**PROBLEM DETAILS:**
Copy each line of the listing below exactly.

**DATA SHOWN:**
· · · · · · ·
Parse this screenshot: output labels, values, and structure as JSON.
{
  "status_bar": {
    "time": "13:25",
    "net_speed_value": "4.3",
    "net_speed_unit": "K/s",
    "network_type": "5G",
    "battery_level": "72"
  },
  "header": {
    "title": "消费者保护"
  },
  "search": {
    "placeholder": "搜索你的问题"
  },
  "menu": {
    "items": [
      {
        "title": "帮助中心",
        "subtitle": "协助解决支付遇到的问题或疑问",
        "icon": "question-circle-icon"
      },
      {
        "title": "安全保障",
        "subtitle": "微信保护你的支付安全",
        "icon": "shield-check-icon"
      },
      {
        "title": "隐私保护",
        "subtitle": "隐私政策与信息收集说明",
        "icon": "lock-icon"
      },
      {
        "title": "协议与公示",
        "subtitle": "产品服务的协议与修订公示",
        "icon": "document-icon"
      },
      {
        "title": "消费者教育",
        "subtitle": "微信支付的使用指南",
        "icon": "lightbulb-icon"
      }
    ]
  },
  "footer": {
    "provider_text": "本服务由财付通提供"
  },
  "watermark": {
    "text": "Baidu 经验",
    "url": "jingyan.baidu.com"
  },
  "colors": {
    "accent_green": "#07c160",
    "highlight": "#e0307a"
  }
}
· · · · · · ·
**WRITTEN RESPONSE:**
Parse this screenshot: output labels, values, and structure as JSON.
{
  "status_bar": {
    "time": "13:25",
    "net_speed_value": "4.3",
    "net_speed_unit": "K/s",
    "network_type": "5G",
    "battery_level": "72"
  },
  "header": {
    "title": "消费者保护"
  },
  "search": {
    "placeholder": "搜索你的问题"
  },
  "menu": {
    "items": [
      {
        "title": "帮助中心",
        "subtitle": "协助解决支付遇到的问题或疑问",
        "icon": "question-circle-icon"
      },
      {
        "title": "安全保障",
        "subtitle": "微信保护你的支付安全",
        "icon": "shield-check-icon"
      },
      {
        "title": "隐私保护",
        "subtitle": "隐私政策与信息收集说明",
        "icon": "lock-icon"
      },
      {
        "title": "协议与公示",
        "subtitle": "产品服务的协议与修订公示",
        "icon": "document-icon"
      },
      {
        "title": "消费者教育",
        "subtitle": "微信支付的使用指南",
        "icon": "lightbulb-icon"
      }
    ]
  },
  "footer": {
    "provider_text": "本服务由财付通提供"
  },
  "watermark": {
    "text": "Baidu 经验",
    "url": "jingyan.baidu.com"
  },
  "colors": {
    "accent_green": "#07c160",
    "highlight": "#e0307a"
  }
}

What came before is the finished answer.